Set tasks –
**1.** Reproduce word for word the passage in the article on downtown apartment marketing from "As in other" up to and including "graduates they court.".
**2.** Extend the article on downtown apartment marketing, starting right after its final sentence.

Provided text –
Few potential residents have an idea of what living in the business district would be like.
But developers who have invested time and millions of dollars on uncharted residential territory are crafting messages they hope will be persuasive: The buildings are "luxurious" and "urban" with "high ceilings" and "24-hour" fitness and business centers "within walking distance" of everything.
At least 14 buildings have been completed, are under construction or are planned. Each has its own campaign, but all are targeting the same pool of young professionals, students and empty-nesters to fill thousands of units -- most leasing for at least $1,000 a month.
"We usually try and get Web sites up a few months before a building opens, and we have pretty nice brochures. ... We are cultivating our relationships with human resources departments at major employers downtown," said David Hillman, whose Southern Management Co. converted the former Hecht's department store on Howard Street and a 1920s office building on St. Paul Place.
As in other cities seeking to attract residents downtown, the buildings will compete for people who are considering buying a house instead of renting because of historically low interest rates. They will confront a weak employment market, especially for the young college graduates they court.
And they will battle the perception that people work, but do not live, downtown.
"By and large, the general population thinks downtown is a 9-to-5 office park," said Robert Aydukovic, who tracks apartment development for the Downtown Partnership, a business advocacy group. "It seems like a daunting task to figure out who to market to, but our studies tell us the market segments."
The largest target is young professionals and students 18 to 35 years old. They are followed by empty-nesters looking to trade large suburban homes and lawns for an urban lifestyle. There ise also a small number of families with high incomes and children in private school.

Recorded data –
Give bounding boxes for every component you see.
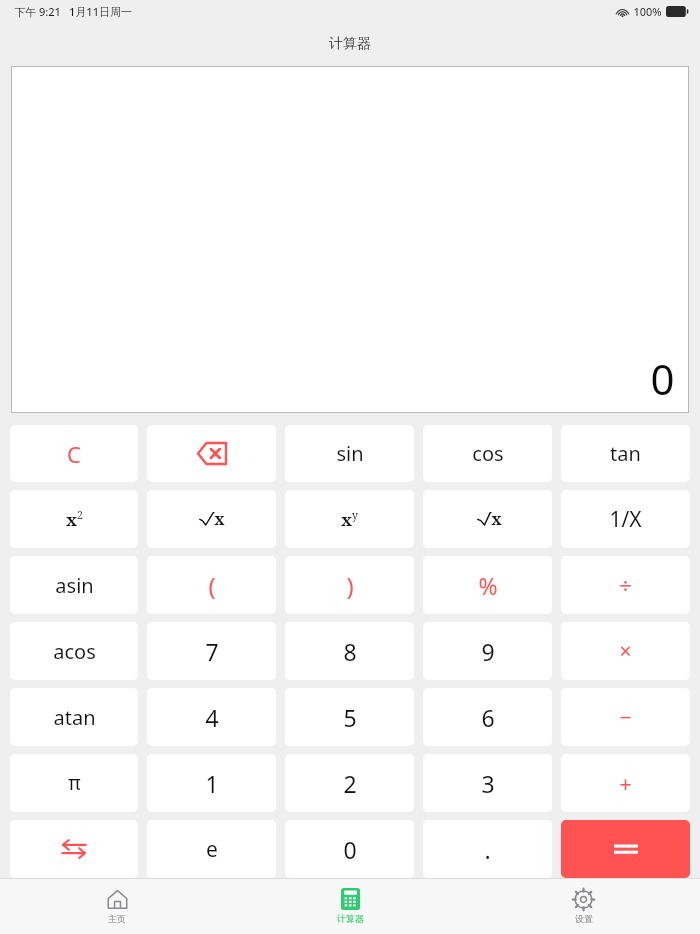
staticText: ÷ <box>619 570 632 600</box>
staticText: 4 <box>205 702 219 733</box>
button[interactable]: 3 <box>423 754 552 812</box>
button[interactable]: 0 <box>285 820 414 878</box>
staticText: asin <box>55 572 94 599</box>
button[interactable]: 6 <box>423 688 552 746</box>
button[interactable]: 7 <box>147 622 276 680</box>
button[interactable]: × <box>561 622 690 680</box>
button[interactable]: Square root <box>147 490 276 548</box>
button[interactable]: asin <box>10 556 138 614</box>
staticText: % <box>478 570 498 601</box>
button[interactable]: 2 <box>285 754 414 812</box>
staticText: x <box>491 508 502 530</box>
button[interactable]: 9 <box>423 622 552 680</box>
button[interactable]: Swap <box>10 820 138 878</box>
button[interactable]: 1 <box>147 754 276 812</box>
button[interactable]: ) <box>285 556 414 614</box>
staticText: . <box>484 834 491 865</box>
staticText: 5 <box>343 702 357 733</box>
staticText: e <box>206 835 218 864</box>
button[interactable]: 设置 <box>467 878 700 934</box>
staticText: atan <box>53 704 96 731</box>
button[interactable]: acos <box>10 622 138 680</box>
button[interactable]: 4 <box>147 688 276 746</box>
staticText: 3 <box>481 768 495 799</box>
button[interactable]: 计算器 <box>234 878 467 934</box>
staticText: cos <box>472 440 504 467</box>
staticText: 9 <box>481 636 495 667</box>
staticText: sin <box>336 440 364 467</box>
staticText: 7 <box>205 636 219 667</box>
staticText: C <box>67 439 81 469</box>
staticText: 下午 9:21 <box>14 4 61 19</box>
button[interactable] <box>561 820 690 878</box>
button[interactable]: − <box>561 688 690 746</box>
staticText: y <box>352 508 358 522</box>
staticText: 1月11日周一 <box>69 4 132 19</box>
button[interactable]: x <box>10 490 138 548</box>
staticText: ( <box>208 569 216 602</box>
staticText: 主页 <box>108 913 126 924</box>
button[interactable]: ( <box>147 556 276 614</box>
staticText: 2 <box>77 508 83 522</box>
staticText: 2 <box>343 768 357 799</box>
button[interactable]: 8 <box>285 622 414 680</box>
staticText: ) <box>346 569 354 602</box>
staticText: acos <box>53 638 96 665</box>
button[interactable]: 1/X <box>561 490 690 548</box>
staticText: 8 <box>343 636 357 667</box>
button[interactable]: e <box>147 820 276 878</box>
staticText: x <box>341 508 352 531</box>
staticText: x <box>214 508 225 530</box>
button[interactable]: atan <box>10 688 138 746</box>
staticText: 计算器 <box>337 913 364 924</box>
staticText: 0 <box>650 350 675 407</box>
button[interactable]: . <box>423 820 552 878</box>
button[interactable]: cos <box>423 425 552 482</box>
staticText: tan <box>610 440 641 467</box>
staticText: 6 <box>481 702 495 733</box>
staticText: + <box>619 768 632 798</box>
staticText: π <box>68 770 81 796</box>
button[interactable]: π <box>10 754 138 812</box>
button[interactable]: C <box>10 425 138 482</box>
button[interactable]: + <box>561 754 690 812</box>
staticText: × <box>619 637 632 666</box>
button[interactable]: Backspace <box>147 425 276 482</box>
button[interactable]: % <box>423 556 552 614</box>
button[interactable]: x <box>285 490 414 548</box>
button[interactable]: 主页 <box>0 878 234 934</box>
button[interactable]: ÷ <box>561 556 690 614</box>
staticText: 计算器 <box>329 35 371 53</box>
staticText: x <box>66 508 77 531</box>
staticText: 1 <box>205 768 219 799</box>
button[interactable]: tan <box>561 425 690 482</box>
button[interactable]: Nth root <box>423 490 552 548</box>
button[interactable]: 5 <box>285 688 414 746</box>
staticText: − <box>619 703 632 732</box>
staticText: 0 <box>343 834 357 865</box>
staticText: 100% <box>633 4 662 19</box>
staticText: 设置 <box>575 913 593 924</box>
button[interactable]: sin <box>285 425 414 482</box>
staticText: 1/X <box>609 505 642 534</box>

---

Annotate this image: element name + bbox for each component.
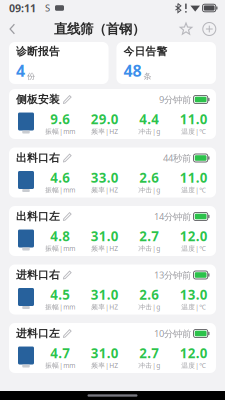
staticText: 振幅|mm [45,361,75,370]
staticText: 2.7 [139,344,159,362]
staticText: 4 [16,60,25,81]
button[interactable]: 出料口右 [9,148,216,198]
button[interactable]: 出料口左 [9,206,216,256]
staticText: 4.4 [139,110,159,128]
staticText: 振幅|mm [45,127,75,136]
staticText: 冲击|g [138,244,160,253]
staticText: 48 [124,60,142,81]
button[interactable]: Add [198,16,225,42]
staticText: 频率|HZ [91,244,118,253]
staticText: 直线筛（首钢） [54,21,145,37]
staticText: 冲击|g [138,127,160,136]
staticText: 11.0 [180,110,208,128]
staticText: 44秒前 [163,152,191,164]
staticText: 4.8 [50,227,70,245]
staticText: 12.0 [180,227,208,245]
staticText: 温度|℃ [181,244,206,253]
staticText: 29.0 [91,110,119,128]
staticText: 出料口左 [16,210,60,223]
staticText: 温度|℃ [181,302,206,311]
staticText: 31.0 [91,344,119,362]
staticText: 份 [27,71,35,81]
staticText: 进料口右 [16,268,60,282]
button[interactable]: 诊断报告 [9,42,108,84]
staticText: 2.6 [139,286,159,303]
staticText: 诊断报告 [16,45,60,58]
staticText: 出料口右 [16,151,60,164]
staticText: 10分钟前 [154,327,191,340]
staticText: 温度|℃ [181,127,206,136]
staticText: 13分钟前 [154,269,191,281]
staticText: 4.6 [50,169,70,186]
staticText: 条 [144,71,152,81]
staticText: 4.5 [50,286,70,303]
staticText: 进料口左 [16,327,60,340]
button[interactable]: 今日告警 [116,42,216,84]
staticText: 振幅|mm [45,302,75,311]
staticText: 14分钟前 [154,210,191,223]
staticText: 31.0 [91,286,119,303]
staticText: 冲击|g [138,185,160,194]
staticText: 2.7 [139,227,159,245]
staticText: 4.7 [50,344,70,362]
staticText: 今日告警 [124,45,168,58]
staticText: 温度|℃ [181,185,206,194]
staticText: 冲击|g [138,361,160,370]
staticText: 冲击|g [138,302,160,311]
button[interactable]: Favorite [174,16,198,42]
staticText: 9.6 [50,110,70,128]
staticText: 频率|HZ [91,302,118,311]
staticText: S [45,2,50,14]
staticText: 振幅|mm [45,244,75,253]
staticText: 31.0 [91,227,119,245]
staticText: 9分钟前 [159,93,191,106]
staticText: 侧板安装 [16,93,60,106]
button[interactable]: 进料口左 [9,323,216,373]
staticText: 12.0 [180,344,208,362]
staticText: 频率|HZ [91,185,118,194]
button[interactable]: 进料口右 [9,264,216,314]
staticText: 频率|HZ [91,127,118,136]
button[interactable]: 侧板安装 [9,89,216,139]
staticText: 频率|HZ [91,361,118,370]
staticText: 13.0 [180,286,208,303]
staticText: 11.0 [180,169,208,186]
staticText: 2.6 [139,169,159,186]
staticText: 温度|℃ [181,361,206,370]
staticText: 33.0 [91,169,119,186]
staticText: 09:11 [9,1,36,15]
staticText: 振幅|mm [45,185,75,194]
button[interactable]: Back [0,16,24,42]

Solved tasks –
**1.**
As in other cities seeking to attract residents downtown, the buildings will compete for people who are considering buying a house instead of renting because of historically low interest rates. They will confront a weak employment market, especially for the young college graduates they court.

**2.**
Aydukovic said downtown's employment pool of about 100,000 alone could produce renters for the new apartments, which will total less than 5,000 units if all those planned are built. He also expects people moving from out of town for work to fill some apartments.
Not all people want to buy a house, he said. They want to be in the center of the action, walk to work and have the landlord fix things.
But no one knows how deep the stream of renters runs. That may prompt the next wave of developers and their lenders to wait for demand to catch up with supply, Aydukovic said.
The downtown market is still relatively small, he said. Six buildings from the harbor to Mount Vernon began leasing recently, adding more than 750 units to about 3,300 existing rental units downtown.
They include the Munsey with 150 units, PierSide with 160 units, the Congress with 36 units, the "Y" building with 36 units, the Standard with 200 units and the Atrium with 170 units.
Those open have various levels of occupancy, and some managers concede leasing is a bit slow. The Munsey on Calvert Street is 26 percent leased and the Standard, which opened this month on St. Paul Place, has just a few spots filled, according to their managers. The Atrium, which opened about a year and a half ago, is 85 percent full.
On the way is Centerpoint on downtown's west side with 400 units, Spinnaker Bay on the harbor with 340 units, and Saratoga Court on Saratoga Street with 77 units.
Several other new apartment buildings are on the drawing board, including the Zenith, a 165-unit building near Camden Yards, and Water Tower, a 350-unit complex to be built atop a city parking garage.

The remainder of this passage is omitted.